Given instruction: Search the data for the string "选项正确" and gather each line it is in.

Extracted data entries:
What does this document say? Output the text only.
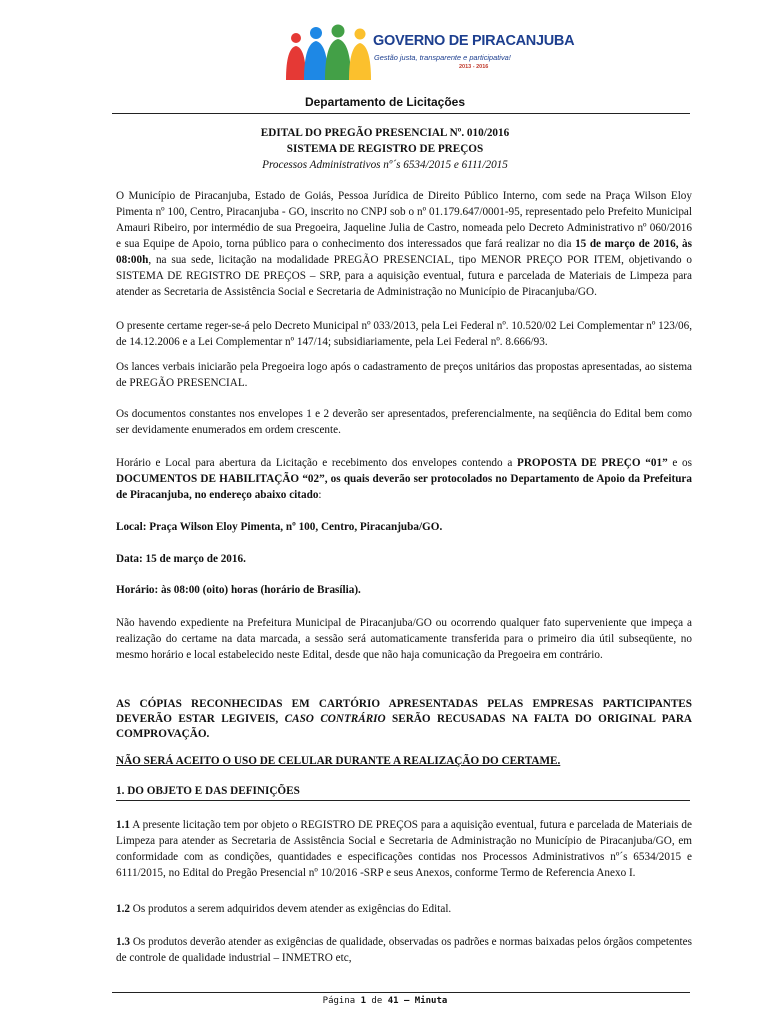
GOVERNO DE PIRACANJUBA
Gestão justa, transparente e participativa!
2013 - 2016
Departamento de Licitações
EDITAL DO PREGÃO PRESENCIAL Nº. 010/2016
SISTEMA DE REGISTRO DE PREÇOS
Processos Administrativos nº´s 6534/2015 e 6111/2015

O Município de Piracanjuba, Estado de Goiás, Pessoa Jurídica de Direito Público Interno, com sede na Praça Wilson Eloy Pimenta nº 100, Centro, Piracanjuba - GO, inscrito no CNPJ sob o nº 01.179.647/0001-95, representado pelo Prefeito Municipal Amauri Ribeiro, por intermédio de sua Pregoeira, Jaqueline Julia de Castro, nomeada pelo Decreto Administrativo nº 060/2016 e sua Equipe de Apoio, torna público para o conhecimento dos interessados que fará realizar no dia 15 de março de 2016, às 08:00h, na sua sede, licitação na modalidade PREGÃO PRESENCIAL, tipo MENOR PREÇO POR ITEM, objetivando o SISTEMA DE REGISTRO DE PREÇOS – SRP, para a aquisição eventual, futura e parcelada de Materiais de Limpeza para atender as Secretaria de Assistência Social e Secretaria de Administração no Município de Piracanjuba/GO.

O presente certame reger-se-á pelo Decreto Municipal nº 033/2013, pela Lei Federal nº. 10.520/02 Lei Complementar nº 123/06, de 14.12.2006 e a Lei Complementar nº 147/14; subsidiariamente, pela Lei Federal nº. 8.666/93.

Os lances verbais iniciarão pela Pregoeira logo após o cadastramento de preços unitários das propostas apresentadas, ao sistema de PREGÃO PRESENCIAL.

Os documentos constantes nos envelopes 1 e 2 deverão ser apresentados, preferencialmente, na seqüência do Edital bem como ser devidamente enumerados em ordem crescente.

Horário e Local para abertura da Licitação e recebimento dos envelopes contendo a PROPOSTA DE PREÇO “01” e os DOCUMENTOS DE HABILITAÇÃO “02”, os quais deverão ser protocolados no Departamento de Apoio da Prefeitura de Piracanjuba, no endereço abaixo citado:

Local: Praça Wilson Eloy Pimenta, nº 100, Centro, Piracanjuba/GO.
Data: 15 de março de 2016.
Horário: às 08:00 (oito) horas (horário de Brasília).

Não havendo expediente na Prefeitura Municipal de Piracanjuba/GO ou ocorrendo qualquer fato superveniente que impeça a realização do certame na data marcada, a sessão será automaticamente transferida para o primeiro dia útil subseqüente, no mesmo horário e local estabelecido neste Edital, desde que não haja comunicação da Pregoeira em contrário.

AS CÓPIAS RECONHECIDAS EM CARTÓRIO APRESENTADAS PELAS EMPRESAS PARTICIPANTES DEVERÃO ESTAR LEGIVEIS, CASO CONTRÁRIO SERÃO RECUSADAS NA FALTA DO ORIGINAL PARA COMPROVAÇÃO.

NÃO SERÁ ACEITO O USO DE CELULAR DURANTE A REALIZAÇÃO DO CERTAME.
1. DO OBJETO E DAS DEFINIÇÕES

1.1 A presente licitação tem por objeto o REGISTRO DE PREÇOS para a aquisição eventual, futura e parcelada de Materiais de Limpeza para atender as Secretaria de Assistência Social e Secretaria de Administração no Município de Piracanjuba/GO, em conformidade com as condições, quantidades e especificações contidas nos Processos Administrativos nº´s 6534/2015 e 6111/2015, no Edital do Pregão Presencial nº 10/2016 -SRP e seus Anexos, conforme Termo de Referencia Anexo I.

1.2 Os produtos a serem adquiridos devem atender as exigências do Edital.

1.3 Os produtos deverão atender as exigências de qualidade, observadas os padrões e normas baixadas pelos órgãos competentes de controle de qualidade industrial – INMETRO etc,

Página 1 de 41 – Minuta
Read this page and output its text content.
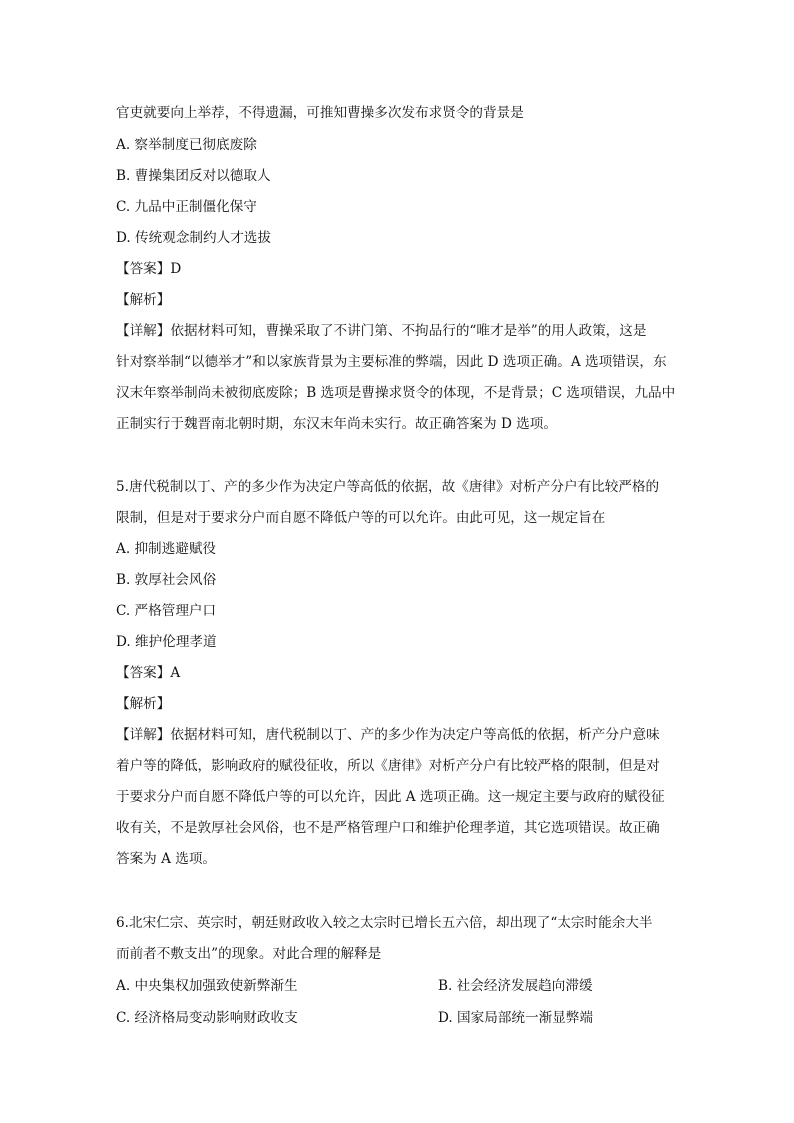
官吏就要向上举荐，不得遗漏，可推知曹操多次发布求贤令的背景是
A. 察举制度已彻底废除
B. 曹操集团反对以德取人
C. 九品中正制僵化保守
D. 传统观念制约人才选拔
【答案】D
【解析】
【详解】依据材料可知，曹操采取了不讲门第、不拘品行的“唯才是举”的用人政策，这是
针对察举制“以德举才”和以家族背景为主要标准的弊端，因此 D 选项正确。A 选项错误，东
汉末年察举制尚未被彻底废除；B 选项是曹操求贤令的体现，不是背景；C 选项错误，九品中
正制实行于魏晋南北朝时期，东汉末年尚未实行。故正确答案为 D 选项。
5.唐代税制以丁、产的多少作为决定户等高低的依据，故《唐律》对析产分户有比较严格的
限制，但是对于要求分户而自愿不降低户等的可以允许。由此可见，这一规定旨在
A. 抑制逃避赋役
B. 敦厚社会风俗
C. 严格管理户口
D. 维护伦理孝道
【答案】A
【解析】
【详解】依据材料可知，唐代税制以丁、产的多少作为决定户等高低的依据，析产分户意味
着户等的降低，影响政府的赋役征收，所以《唐律》对析产分户有比较严格的限制，但是对
于要求分户而自愿不降低户等的可以允许，因此 A 选项正确。这一规定主要与政府的赋役征
收有关，不是敦厚社会风俗，也不是严格管理户口和维护伦理孝道，其它选项错误。故正确
答案为 A 选项。
6.北宋仁宗、英宗时，朝廷财政收入较之太宗时已增长五六倍，却出现了“太宗时能余大半
而前者不敷支出”的现象。对此合理的解释是
A. 中央集权加强致使新弊渐生	B. 社会经济发展趋向滞缓
C. 经济格局变动影响财政收支	D. 国家局部统一渐显弊端
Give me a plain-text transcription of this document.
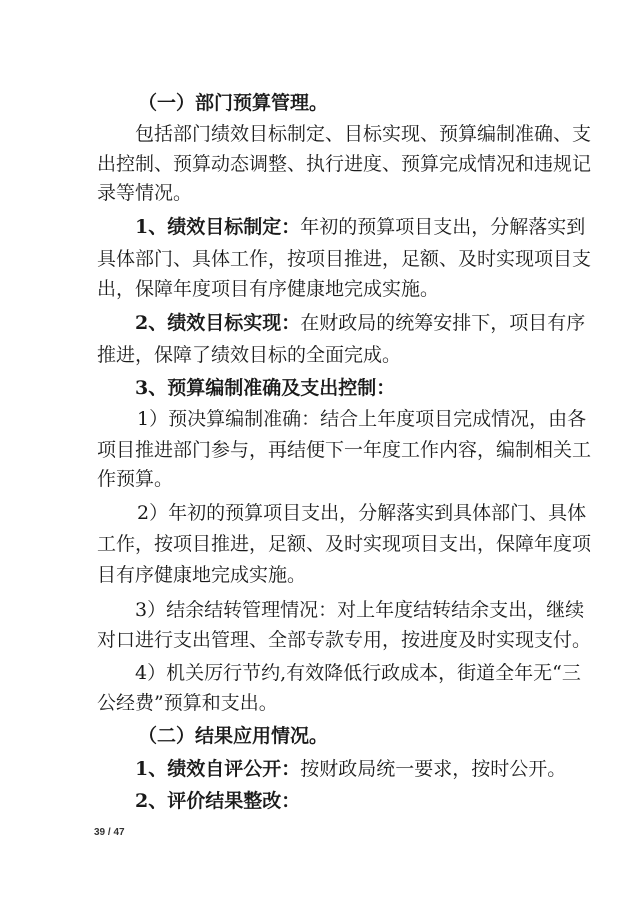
（一）部门预算管理。
包括部门绩效目标制定、目标实现、预算编制准确、支
出控制、预算动态调整、执行进度、预算完成情况和违规记
录等情况。
1、绩效目标制定：年初的预算项目支出，分解落实到
具体部门、具体工作，按项目推进，足额、及时实现项目支
出，保障年度项目有序健康地完成实施。
2、绩效目标实现：在财政局的统筹安排下，项目有序
推进，保障了绩效目标的全面完成。
3、预算编制准确及支出控制：
1）预决算编制准确：结合上年度项目完成情况，由各
项目推进部门参与，再结便下一年度工作内容，编制相关工
作预算。
2）年初的预算项目支出，分解落实到具体部门、具体
工作，按项目推进，足额、及时实现项目支出，保障年度项
目有序健康地完成实施。
3）结余结转管理情况：对上年度结转结余支出，继续
对口进行支出管理、全部专款专用，按进度及时实现支付。
4）机关厉行节约,有效降低行政成本，街道全年无“三
公经费”预算和支出。
（二）结果应用情况。
1、绩效自评公开：按财政局统一要求，按时公开。
2、评价结果整改：
39 / 47
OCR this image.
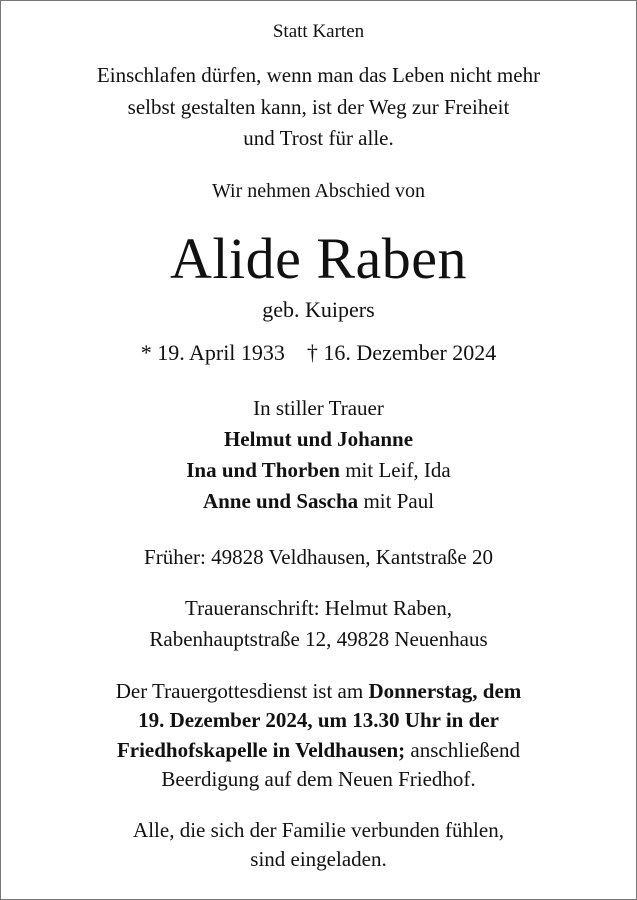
Statt Karten
Einschlafen dürfen, wenn man das Leben nicht mehr
selbst gestalten kann, ist der Weg zur Freiheit
und Trost für alle.
Wir nehmen Abschied von
Alide Raben
geb. Kuipers
* 19. April 1933 † 16. Dezember 2024
In stiller Trauer
Helmut und Johanne
Ina und Thorben mit Leif, Ida
Anne und Sascha mit Paul
Früher: 49828 Veldhausen, Kantstraße 20
Traueranschrift: Helmut Raben,
Rabenhauptstraße 12, 49828 Neuenhaus
Der Trauergottesdienst ist am Donnerstag, dem
19. Dezember 2024, um 13.30 Uhr in der
Friedhofskapelle in Veldhausen; anschließend
Beerdigung auf dem Neuen Friedhof.
Alle, die sich der Familie verbunden fühlen,
sind eingeladen.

Answer to this problem:
针对察举制“以德举才”和以家族背景为主要标准的弊端，因此 D 选项正确。A 选项错误，东
于要求分户而自愿不降低户等的可以允许，因此 A 选项正确。这一规定主要与政府的赋役征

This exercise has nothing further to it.